#### DATA:
--------------------

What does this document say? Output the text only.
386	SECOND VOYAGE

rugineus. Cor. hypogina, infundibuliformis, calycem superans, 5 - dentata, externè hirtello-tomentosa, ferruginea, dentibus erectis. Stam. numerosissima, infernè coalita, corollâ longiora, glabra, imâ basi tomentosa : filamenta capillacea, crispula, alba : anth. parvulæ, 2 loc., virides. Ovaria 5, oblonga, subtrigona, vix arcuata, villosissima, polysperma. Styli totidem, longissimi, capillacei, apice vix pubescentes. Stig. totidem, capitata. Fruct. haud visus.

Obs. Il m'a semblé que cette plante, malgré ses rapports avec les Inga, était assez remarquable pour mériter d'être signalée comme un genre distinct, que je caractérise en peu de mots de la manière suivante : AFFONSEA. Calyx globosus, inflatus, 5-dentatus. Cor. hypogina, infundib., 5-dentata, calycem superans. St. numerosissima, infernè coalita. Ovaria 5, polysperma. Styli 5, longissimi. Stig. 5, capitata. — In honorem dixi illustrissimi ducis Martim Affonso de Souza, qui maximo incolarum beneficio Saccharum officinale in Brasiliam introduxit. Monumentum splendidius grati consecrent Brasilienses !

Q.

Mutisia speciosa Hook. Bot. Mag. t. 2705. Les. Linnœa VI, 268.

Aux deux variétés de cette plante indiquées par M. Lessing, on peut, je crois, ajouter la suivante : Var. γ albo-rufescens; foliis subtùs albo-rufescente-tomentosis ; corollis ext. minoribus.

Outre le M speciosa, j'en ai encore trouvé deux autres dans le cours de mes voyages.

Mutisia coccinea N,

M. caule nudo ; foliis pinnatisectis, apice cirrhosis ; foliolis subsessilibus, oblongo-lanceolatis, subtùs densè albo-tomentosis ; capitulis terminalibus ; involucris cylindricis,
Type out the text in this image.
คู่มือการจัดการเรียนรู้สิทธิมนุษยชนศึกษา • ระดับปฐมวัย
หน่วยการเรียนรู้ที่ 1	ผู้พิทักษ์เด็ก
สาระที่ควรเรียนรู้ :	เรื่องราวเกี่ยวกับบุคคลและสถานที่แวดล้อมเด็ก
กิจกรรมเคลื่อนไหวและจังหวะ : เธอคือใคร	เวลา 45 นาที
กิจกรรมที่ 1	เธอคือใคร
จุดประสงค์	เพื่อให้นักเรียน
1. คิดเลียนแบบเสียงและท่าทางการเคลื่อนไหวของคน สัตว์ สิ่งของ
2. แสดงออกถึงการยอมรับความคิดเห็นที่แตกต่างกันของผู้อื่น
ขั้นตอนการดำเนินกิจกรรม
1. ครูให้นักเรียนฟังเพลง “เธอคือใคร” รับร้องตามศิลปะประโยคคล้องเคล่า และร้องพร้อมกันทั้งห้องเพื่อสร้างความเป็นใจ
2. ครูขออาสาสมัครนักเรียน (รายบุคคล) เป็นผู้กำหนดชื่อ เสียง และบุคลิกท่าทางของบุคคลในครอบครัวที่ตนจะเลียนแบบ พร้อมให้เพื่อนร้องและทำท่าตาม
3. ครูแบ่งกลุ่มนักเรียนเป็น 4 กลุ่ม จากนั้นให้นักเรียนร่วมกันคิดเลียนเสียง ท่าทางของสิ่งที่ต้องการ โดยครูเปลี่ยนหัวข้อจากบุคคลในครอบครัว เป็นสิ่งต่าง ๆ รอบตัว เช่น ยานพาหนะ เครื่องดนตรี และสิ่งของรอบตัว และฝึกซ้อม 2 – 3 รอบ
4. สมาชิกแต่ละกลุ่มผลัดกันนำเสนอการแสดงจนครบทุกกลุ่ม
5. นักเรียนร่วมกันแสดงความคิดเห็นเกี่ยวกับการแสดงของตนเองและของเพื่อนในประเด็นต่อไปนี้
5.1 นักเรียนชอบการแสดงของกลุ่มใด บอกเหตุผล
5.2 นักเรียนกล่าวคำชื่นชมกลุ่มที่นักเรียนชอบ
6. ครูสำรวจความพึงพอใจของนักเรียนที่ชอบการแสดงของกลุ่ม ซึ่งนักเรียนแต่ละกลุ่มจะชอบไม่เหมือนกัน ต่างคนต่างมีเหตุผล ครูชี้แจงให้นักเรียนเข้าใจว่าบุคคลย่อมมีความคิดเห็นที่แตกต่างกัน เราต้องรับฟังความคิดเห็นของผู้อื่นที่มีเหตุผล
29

--------------------

#### DO THIS:
Copy the records above exactly as they appear.

#### REPLY TO THE EXERCISE:
What does this document say? Output the text only.
386	SECOND VOYAGE

rugineus. Cor. hypogina, infundibuliformis, calycem superans, 5 - dentata, externè hirtello-tomentosa, ferruginea, dentibus erectis. Stam. numerosissima, infernè coalita, corollâ longiora, glabra, imâ basi tomentosa : filamenta capillacea, crispula, alba : anth. parvulæ, 2 loc., virides. Ovaria 5, oblonga, subtrigona, vix arcuata, villosissima, polysperma. Styli totidem, longissimi, capillacei, apice vix pubescentes. Stig. totidem, capitata. Fruct. haud visus.

Obs. Il m'a semblé que cette plante, malgré ses rapports avec les Inga, était assez remarquable pour mériter d'être signalée comme un genre distinct, que je caractérise en peu de mots de la manière suivante : AFFONSEA. Calyx globosus, inflatus, 5-dentatus. Cor. hypogina, infundib., 5-dentata, calycem superans. St. numerosissima, infernè coalita. Ovaria 5, polysperma. Styli 5, longissimi. Stig. 5, capitata. — In honorem dixi illustrissimi ducis Martim Affonso de Souza, qui maximo incolarum beneficio Saccharum officinale in Brasiliam introduxit. Monumentum splendidius grati consecrent Brasilienses !

Q.

Mutisia speciosa Hook. Bot. Mag. t. 2705. Les. Linnœa VI, 268.

Aux deux variétés de cette plante indiquées par M. Lessing, on peut, je crois, ajouter la suivante : Var. γ albo-rufescens; foliis subtùs albo-rufescente-tomentosis ; corollis ext. minoribus.

Outre le M speciosa, j'en ai encore trouvé deux autres dans le cours de mes voyages.

Mutisia coccinea N,

M. caule nudo ; foliis pinnatisectis, apice cirrhosis ; foliolis subsessilibus, oblongo-lanceolatis, subtùs densè albo-tomentosis ; capitulis terminalibus ; involucris cylindricis,
Type out the text in this image.
คู่มือการจัดการเรียนรู้สิทธิมนุษยชนศึกษา • ระดับปฐมวัย
หน่วยการเรียนรู้ที่ 1	ผู้พิทักษ์เด็ก
สาระที่ควรเรียนรู้ :	เรื่องราวเกี่ยวกับบุคคลและสถานที่แวดล้อมเด็ก
กิจกรรมเคลื่อนไหวและจังหวะ : เธอคือใคร	เวลา 45 นาที
กิจกรรมที่ 1	เธอคือใคร
จุดประสงค์	เพื่อให้นักเรียน
1. คิดเลียนแบบเสียงและท่าทางการเคลื่อนไหวของคน สัตว์ สิ่งของ
2. แสดงออกถึงการยอมรับความคิดเห็นที่แตกต่างกันของผู้อื่น
ขั้นตอนการดำเนินกิจกรรม
1. ครูให้นักเรียนฟังเพลง “เธอคือใคร” รับร้องตามศิลปะประโยคคล้องเคล่า และร้องพร้อมกันทั้งห้องเพื่อสร้างความเป็นใจ
2. ครูขออาสาสมัครนักเรียน (รายบุคคล) เป็นผู้กำหนดชื่อ เสียง และบุคลิกท่าทางของบุคคลในครอบครัวที่ตนจะเลียนแบบ พร้อมให้เพื่อนร้องและทำท่าตาม
3. ครูแบ่งกลุ่มนักเรียนเป็น 4 กลุ่ม จากนั้นให้นักเรียนร่วมกันคิดเลียนเสียง ท่าทางของสิ่งที่ต้องการ โดยครูเปลี่ยนหัวข้อจากบุคคลในครอบครัว เป็นสิ่งต่าง ๆ รอบตัว เช่น ยานพาหนะ เครื่องดนตรี และสิ่งของรอบตัว และฝึกซ้อม 2 – 3 รอบ
4. สมาชิกแต่ละกลุ่มผลัดกันนำเสนอการแสดงจนครบทุกกลุ่ม
5. นักเรียนร่วมกันแสดงความคิดเห็นเกี่ยวกับการแสดงของตนเองและของเพื่อนในประเด็นต่อไปนี้
5.1 นักเรียนชอบการแสดงของกลุ่มใด บอกเหตุผล
5.2 นักเรียนกล่าวคำชื่นชมกลุ่มที่นักเรียนชอบ
6. ครูสำรวจความพึงพอใจของนักเรียนที่ชอบการแสดงของกลุ่ม ซึ่งนักเรียนแต่ละกลุ่มจะชอบไม่เหมือนกัน ต่างคนต่างมีเหตุผล ครูชี้แจงให้นักเรียนเข้าใจว่าบุคคลย่อมมีความคิดเห็นที่แตกต่างกัน เราต้องรับฟังความคิดเห็นของผู้อื่นที่มีเหตุผล
29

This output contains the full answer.